Repeat every record below exactly, but leave out any pictures.

——

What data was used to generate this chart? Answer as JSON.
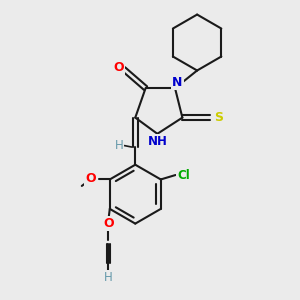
{
  "bg_color": "#ebebeb",
  "bond_color": "#1a1a1a",
  "atom_colors": {
    "O": "#ff0000",
    "N": "#0000cc",
    "S": "#cccc00",
    "Cl": "#00aa00",
    "C": "#1a1a1a",
    "H": "#6699aa"
  },
  "figsize": [
    3.0,
    3.0
  ],
  "dpi": 100
}
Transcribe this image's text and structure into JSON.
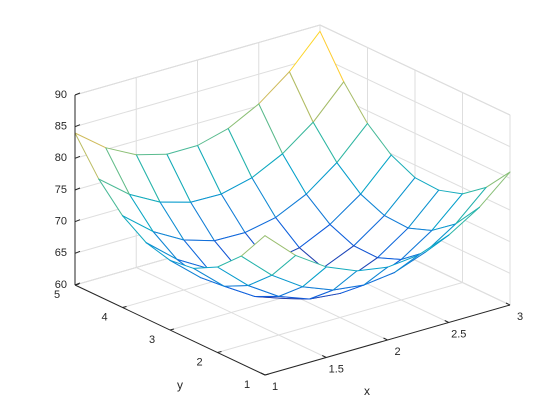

——

FINAL RESULT —
What data was used to generate this chart? Answer as JSON.
{
  "bg_color": "#ebebeb",
  "bond_color": "#1a1a1a",
  "atom_colors": {
    "O": "#ff0000",
    "N": "#0000cc",
    "S": "#cccc00",
    "Cl": "#00aa00",
    "C": "#1a1a1a",
    "H": "#6699aa"
  },
  "figsize": [
    3.0,
    3.0
  ],
  "dpi": 100
}
Transcribe this image's text and structure into JSON.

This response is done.